**Task instructions:** Collect all lines below with the string "title".

**Records provided:**
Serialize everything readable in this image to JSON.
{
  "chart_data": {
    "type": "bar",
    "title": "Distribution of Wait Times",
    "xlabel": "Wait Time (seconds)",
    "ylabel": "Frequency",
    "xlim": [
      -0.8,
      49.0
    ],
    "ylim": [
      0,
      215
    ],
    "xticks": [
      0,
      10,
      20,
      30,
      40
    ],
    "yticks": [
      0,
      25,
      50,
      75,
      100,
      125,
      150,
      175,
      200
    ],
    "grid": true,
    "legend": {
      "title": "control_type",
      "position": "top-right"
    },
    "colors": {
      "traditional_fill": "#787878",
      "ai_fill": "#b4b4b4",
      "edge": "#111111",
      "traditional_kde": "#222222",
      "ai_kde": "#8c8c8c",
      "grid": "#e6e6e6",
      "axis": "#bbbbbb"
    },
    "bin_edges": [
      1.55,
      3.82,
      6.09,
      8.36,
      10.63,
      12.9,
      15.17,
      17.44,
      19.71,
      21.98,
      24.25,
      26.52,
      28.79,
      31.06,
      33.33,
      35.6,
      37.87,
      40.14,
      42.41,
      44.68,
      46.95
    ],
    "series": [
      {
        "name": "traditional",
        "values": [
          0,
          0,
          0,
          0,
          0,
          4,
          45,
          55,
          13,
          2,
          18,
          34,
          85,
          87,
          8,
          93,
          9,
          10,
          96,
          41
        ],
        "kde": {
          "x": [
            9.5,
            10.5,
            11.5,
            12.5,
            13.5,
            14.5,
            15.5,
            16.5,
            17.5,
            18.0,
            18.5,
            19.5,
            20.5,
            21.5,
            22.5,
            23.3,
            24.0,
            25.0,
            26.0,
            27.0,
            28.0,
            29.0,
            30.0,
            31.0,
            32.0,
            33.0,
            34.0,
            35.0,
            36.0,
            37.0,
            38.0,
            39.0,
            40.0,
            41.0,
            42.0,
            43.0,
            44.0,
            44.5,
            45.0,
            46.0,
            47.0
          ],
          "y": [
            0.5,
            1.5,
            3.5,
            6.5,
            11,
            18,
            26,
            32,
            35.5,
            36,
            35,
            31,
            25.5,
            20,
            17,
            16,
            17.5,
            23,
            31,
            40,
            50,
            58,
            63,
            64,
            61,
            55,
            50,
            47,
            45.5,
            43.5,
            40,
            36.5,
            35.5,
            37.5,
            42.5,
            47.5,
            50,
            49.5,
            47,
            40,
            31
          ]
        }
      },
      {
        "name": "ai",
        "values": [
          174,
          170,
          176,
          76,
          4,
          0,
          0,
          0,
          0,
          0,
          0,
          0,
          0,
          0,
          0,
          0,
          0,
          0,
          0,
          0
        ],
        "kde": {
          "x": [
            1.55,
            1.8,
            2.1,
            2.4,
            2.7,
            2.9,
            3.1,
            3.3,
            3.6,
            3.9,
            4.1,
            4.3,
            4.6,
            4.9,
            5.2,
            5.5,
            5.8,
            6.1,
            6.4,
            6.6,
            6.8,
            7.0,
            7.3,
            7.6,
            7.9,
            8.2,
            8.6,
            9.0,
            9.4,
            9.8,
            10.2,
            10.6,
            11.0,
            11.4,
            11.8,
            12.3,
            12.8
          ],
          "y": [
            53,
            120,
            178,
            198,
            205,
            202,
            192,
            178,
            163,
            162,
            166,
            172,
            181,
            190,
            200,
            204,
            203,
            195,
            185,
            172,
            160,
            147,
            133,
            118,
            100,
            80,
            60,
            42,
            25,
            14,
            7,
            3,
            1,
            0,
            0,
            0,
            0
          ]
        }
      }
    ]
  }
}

**Solution for this problem:**
    "title": "Distribution of Wait Times",
      "title": "control_type",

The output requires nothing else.